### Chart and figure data
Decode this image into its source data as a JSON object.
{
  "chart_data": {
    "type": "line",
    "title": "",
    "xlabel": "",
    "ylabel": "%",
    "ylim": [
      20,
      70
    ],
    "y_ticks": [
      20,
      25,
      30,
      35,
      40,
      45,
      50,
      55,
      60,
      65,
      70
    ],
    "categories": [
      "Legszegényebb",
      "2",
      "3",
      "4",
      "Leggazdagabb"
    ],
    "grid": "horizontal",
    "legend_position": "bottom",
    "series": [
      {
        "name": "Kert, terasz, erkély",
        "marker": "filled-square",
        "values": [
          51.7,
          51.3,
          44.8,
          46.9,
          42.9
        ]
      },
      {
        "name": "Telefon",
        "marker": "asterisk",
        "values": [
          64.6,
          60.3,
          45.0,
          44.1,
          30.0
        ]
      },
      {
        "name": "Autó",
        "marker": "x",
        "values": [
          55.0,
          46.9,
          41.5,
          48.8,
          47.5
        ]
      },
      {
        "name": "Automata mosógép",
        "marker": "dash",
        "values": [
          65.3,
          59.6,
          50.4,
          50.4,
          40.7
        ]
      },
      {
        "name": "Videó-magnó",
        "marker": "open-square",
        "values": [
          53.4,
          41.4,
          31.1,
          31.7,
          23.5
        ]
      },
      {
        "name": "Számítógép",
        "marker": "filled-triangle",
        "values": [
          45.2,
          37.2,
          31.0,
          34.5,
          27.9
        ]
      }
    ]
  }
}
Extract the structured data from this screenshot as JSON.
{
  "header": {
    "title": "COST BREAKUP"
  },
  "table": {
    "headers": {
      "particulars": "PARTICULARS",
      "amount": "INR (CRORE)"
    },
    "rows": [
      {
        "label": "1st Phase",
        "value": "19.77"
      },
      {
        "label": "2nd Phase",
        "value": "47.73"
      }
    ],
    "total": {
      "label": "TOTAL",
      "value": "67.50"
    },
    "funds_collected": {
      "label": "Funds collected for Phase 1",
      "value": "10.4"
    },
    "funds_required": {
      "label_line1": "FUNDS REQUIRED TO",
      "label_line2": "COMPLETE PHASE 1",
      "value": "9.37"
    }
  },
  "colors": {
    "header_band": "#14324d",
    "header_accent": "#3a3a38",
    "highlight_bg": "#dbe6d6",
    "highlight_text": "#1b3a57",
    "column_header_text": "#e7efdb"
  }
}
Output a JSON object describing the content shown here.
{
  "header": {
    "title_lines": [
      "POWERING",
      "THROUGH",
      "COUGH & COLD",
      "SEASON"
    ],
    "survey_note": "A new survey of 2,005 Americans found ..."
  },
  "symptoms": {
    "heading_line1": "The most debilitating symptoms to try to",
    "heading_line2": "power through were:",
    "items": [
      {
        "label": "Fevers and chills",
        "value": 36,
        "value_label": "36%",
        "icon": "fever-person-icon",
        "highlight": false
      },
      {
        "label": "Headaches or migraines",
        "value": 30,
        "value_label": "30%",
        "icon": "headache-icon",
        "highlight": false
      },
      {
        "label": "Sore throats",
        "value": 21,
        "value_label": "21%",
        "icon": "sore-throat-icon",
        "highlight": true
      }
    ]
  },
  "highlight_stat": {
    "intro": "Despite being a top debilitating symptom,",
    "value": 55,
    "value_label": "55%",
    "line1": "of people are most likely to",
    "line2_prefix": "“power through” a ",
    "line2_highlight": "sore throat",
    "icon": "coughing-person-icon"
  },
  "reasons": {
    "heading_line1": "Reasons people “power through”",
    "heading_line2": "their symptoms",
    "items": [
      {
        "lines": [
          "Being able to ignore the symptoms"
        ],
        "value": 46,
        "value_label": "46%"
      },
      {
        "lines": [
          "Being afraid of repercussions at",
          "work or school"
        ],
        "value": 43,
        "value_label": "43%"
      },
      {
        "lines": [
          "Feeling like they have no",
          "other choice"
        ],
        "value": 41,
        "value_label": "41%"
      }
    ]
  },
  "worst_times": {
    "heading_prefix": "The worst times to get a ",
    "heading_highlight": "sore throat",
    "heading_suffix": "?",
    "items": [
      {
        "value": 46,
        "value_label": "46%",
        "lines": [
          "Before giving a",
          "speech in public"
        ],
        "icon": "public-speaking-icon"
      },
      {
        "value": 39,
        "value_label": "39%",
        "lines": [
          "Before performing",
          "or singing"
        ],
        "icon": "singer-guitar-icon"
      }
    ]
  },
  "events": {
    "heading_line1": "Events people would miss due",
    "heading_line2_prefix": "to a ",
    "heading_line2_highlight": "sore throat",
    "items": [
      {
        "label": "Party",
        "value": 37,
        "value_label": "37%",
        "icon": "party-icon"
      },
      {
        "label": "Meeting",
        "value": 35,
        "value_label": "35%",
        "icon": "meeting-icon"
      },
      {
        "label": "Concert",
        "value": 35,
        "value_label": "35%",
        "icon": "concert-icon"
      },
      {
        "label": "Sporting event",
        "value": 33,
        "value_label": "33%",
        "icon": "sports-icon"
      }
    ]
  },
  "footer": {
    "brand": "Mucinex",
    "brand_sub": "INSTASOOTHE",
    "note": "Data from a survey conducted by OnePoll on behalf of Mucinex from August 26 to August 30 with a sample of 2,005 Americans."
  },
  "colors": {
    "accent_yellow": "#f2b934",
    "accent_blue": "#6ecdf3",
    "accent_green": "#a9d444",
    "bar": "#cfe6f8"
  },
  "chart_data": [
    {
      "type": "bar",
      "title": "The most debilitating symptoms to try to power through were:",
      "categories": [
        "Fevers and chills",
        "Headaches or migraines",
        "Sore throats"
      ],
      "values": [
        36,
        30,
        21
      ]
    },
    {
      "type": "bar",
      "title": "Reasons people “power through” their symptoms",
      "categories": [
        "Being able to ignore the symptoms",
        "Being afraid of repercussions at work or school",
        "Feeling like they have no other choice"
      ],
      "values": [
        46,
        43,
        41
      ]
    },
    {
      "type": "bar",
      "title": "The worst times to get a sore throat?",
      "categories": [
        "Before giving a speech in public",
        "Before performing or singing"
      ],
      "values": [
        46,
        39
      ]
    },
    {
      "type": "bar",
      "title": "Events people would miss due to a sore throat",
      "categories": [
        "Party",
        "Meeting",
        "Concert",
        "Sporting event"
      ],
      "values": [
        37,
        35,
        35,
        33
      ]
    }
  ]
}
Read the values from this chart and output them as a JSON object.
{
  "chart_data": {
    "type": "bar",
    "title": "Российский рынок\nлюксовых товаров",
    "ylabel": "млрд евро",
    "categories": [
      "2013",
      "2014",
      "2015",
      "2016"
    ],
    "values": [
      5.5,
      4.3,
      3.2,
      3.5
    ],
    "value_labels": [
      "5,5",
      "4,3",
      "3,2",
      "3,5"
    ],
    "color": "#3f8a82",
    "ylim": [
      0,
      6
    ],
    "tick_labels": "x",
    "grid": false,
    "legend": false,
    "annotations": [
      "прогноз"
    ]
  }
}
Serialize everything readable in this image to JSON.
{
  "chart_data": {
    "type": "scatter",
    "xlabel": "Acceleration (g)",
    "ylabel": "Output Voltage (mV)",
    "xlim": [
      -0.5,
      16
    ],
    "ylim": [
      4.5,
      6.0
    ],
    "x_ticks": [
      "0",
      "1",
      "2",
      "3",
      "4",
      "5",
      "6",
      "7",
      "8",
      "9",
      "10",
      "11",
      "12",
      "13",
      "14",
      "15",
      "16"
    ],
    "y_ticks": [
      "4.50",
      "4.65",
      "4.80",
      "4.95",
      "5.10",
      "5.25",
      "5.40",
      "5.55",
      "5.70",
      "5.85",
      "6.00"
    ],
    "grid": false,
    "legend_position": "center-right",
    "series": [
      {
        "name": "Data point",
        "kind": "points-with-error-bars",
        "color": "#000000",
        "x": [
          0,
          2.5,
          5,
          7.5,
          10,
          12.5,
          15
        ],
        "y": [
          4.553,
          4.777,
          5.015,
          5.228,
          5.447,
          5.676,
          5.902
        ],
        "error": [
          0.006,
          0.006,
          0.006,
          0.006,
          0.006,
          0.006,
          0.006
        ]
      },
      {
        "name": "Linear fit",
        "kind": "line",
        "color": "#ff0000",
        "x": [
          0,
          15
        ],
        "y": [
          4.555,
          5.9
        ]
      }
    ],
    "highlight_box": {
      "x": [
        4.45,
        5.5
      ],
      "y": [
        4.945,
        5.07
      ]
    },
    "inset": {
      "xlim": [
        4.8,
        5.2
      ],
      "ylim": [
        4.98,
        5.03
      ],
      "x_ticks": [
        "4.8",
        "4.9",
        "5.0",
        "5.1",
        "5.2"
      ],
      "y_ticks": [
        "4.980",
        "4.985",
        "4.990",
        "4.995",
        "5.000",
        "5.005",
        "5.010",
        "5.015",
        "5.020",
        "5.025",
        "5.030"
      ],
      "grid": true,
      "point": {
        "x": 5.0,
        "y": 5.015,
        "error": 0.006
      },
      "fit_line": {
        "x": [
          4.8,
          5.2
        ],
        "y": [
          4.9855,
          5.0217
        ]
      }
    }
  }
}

### Task statement
State the number of lines in these entries that include the string "performing". Provide nothing beyond that number.

### Output for this exercise
2